Go through the records below line by line, counting those that contain the word "unes"; answer with the count only.

_ _ _ _ _

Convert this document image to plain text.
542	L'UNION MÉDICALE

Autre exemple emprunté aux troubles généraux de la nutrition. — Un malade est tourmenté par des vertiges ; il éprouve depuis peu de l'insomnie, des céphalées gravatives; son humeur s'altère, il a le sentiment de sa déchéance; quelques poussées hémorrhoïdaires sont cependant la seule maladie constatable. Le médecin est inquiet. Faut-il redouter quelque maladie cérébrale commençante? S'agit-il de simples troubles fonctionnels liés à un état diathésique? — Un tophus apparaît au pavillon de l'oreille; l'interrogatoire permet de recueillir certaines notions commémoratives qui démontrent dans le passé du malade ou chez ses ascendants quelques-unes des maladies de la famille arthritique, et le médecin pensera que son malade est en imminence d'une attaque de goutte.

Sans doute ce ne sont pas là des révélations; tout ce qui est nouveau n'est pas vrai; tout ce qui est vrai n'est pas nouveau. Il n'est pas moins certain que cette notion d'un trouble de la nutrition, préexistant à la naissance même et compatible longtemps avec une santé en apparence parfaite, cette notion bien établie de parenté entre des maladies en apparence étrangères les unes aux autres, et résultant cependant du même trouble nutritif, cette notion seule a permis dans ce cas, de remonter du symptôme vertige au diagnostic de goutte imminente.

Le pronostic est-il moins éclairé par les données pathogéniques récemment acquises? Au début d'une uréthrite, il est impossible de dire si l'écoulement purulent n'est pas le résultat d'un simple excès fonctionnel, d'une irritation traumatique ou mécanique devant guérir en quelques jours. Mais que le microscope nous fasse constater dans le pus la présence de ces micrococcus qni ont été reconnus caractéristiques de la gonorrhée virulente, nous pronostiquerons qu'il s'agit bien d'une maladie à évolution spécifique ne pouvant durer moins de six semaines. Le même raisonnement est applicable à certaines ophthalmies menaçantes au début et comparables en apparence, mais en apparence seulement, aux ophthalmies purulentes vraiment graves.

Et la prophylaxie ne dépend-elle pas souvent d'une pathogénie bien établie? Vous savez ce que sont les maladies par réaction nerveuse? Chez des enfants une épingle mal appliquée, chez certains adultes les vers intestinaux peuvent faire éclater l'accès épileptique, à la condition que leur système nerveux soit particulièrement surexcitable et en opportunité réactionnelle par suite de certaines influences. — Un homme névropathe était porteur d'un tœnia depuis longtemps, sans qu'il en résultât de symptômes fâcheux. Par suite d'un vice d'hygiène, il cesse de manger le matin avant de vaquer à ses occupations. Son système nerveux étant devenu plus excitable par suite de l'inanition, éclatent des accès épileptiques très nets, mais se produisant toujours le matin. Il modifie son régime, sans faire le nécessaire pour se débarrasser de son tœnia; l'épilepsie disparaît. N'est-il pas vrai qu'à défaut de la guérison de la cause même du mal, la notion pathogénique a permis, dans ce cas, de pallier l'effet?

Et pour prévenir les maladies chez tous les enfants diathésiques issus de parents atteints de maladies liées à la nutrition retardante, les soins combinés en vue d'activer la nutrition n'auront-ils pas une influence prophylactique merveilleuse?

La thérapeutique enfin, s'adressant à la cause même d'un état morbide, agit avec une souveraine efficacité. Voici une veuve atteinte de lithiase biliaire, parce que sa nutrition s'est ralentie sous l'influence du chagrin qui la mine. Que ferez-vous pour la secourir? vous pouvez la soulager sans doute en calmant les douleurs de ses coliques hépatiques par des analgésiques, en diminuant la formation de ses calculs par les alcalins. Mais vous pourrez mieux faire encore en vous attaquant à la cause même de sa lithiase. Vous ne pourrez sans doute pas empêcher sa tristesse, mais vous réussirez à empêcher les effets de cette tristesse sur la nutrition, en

_ _ _ _ _

→ SOLUTION
2